▼

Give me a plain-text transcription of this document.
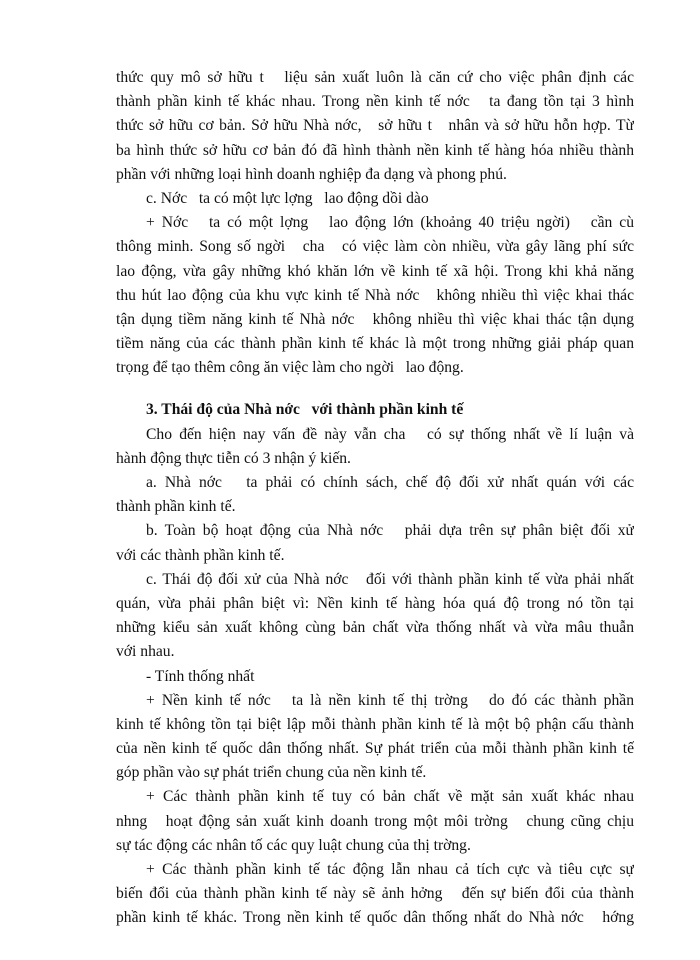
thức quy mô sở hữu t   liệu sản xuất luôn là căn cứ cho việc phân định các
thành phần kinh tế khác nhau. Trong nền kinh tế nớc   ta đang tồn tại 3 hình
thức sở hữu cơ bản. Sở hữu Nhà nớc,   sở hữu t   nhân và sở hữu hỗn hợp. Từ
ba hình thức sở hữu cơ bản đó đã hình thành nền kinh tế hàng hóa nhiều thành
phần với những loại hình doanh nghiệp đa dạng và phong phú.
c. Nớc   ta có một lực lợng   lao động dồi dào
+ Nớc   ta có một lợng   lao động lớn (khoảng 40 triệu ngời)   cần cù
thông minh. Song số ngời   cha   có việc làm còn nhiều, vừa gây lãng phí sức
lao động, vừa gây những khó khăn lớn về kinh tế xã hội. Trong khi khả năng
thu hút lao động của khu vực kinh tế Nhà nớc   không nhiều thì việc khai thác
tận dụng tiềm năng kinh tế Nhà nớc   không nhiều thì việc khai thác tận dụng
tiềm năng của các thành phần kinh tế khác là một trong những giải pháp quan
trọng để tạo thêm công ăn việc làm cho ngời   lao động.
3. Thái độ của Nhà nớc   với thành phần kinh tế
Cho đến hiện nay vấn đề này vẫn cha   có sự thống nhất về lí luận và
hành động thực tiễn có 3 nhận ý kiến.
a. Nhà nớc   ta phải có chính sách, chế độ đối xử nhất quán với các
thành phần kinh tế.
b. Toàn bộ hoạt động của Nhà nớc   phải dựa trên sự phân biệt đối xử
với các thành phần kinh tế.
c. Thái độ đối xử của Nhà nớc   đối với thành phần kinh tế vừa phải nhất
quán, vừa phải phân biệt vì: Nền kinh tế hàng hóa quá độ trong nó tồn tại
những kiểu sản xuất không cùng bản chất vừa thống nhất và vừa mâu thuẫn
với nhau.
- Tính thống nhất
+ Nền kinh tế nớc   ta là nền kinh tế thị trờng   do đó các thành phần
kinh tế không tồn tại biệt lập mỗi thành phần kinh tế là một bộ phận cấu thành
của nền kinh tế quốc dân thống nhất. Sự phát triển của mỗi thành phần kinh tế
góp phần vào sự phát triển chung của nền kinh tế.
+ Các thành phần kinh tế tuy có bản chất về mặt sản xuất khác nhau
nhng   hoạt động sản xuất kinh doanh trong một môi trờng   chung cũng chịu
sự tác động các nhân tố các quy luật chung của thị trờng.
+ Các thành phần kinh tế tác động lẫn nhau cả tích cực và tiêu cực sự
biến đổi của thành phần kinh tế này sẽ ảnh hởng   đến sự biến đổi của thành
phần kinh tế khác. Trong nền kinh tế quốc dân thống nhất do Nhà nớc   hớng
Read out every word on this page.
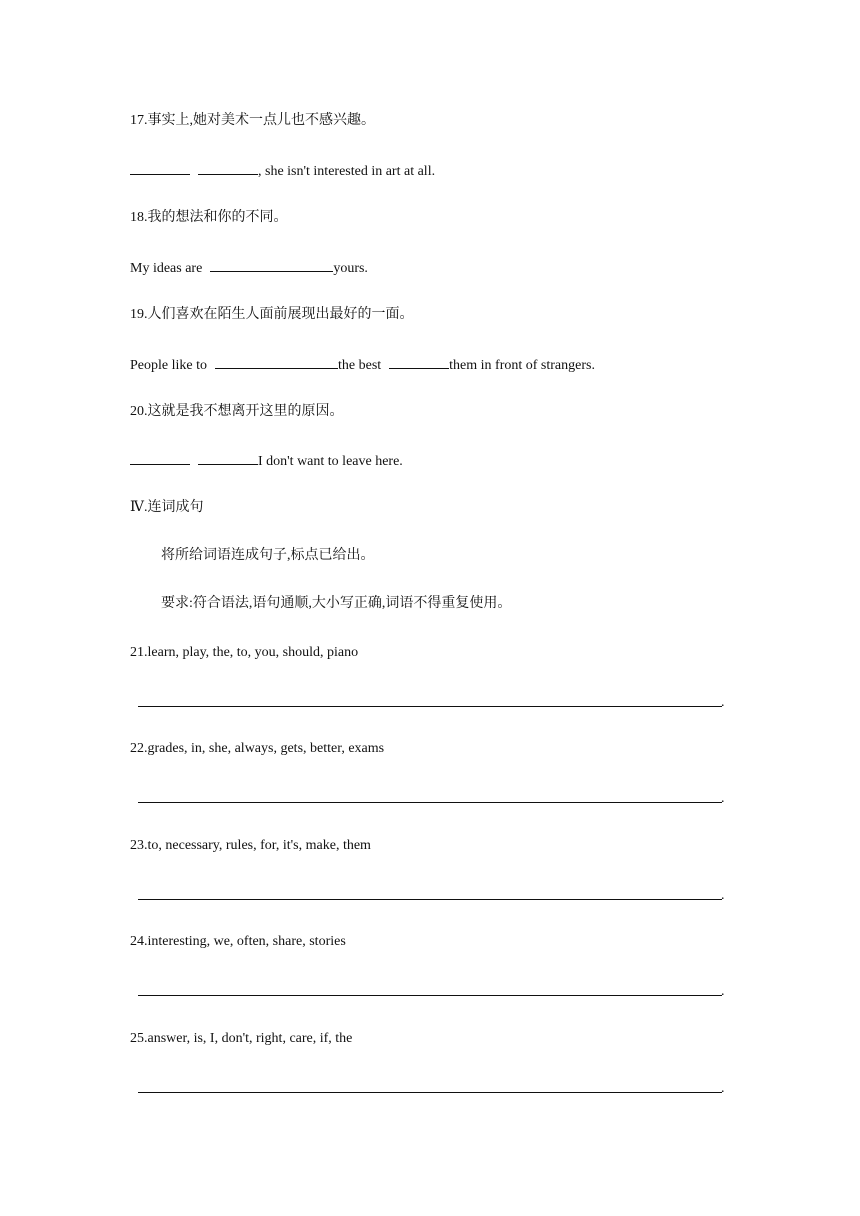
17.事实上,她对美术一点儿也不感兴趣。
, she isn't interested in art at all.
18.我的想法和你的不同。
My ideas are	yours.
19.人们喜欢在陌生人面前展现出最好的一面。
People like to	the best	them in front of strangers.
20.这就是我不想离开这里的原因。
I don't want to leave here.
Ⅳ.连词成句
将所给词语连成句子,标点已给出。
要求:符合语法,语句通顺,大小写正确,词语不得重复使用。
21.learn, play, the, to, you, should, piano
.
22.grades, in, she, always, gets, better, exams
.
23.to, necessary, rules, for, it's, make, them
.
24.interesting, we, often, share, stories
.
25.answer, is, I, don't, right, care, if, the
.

▲
▼

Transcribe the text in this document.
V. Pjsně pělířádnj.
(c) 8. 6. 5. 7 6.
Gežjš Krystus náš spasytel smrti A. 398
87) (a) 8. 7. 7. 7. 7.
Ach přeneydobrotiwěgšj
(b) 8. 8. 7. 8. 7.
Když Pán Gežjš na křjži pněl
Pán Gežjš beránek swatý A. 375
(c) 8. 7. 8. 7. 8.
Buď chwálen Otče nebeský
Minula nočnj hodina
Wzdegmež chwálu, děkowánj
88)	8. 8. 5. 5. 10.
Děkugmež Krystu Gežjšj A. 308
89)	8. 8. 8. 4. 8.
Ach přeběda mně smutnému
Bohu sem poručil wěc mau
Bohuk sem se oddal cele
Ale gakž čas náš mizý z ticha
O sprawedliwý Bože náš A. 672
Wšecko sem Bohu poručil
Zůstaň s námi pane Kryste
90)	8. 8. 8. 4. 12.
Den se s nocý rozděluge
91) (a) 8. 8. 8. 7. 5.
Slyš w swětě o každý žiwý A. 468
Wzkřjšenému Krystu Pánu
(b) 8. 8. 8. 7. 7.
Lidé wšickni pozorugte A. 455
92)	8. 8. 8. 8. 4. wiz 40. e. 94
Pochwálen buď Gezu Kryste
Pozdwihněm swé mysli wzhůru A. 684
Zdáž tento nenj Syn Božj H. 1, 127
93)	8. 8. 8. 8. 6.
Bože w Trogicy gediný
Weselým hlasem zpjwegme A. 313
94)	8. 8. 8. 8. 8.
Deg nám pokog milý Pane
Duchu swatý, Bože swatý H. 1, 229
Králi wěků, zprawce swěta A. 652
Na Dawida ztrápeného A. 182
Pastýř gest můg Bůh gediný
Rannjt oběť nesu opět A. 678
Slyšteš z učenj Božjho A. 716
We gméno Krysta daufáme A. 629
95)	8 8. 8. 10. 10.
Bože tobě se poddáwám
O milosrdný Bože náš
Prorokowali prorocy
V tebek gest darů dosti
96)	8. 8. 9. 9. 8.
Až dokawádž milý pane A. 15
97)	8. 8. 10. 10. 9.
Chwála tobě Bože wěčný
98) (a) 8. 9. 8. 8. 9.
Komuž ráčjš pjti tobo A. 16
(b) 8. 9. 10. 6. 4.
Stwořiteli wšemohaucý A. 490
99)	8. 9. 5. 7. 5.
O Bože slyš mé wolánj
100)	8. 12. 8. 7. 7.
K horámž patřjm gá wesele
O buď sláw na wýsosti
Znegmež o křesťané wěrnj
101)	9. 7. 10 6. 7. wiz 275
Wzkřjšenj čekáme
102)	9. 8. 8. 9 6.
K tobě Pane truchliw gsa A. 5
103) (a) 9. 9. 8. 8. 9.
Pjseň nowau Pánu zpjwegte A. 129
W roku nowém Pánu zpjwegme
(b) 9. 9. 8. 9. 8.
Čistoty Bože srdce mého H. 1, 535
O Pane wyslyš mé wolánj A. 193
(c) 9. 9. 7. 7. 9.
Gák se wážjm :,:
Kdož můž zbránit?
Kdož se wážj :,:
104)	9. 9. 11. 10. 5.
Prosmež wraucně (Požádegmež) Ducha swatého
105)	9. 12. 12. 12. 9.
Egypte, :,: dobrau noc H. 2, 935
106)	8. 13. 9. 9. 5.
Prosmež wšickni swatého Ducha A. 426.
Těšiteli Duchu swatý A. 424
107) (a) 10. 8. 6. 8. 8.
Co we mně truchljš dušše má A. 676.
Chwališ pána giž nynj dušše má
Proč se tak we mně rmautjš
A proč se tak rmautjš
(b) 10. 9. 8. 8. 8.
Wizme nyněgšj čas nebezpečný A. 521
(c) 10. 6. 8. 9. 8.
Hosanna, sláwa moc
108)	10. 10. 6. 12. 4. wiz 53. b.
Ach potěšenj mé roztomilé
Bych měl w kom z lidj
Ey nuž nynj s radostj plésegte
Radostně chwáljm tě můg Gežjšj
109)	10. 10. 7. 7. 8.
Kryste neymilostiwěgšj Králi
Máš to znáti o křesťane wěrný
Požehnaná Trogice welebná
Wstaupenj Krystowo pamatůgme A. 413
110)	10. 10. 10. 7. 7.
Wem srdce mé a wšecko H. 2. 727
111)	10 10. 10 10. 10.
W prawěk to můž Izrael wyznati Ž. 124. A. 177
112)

▲

EXERCISE OBJECTIVE -
Collect, from the material above, every line containing the word "không".

SOLVED PROBLEM -
thu hút lao động của khu vực kinh tế Nhà nớc   không nhiều thì việc khai thác
tận dụng tiềm năng kinh tế Nhà nớc   không nhiều thì việc khai thác tận dụng
những kiểu sản xuất không cùng bản chất vừa thống nhất và vừa mâu thuẫn
kinh tế không tồn tại biệt lập mỗi thành phần kinh tế là một bộ phận cấu thành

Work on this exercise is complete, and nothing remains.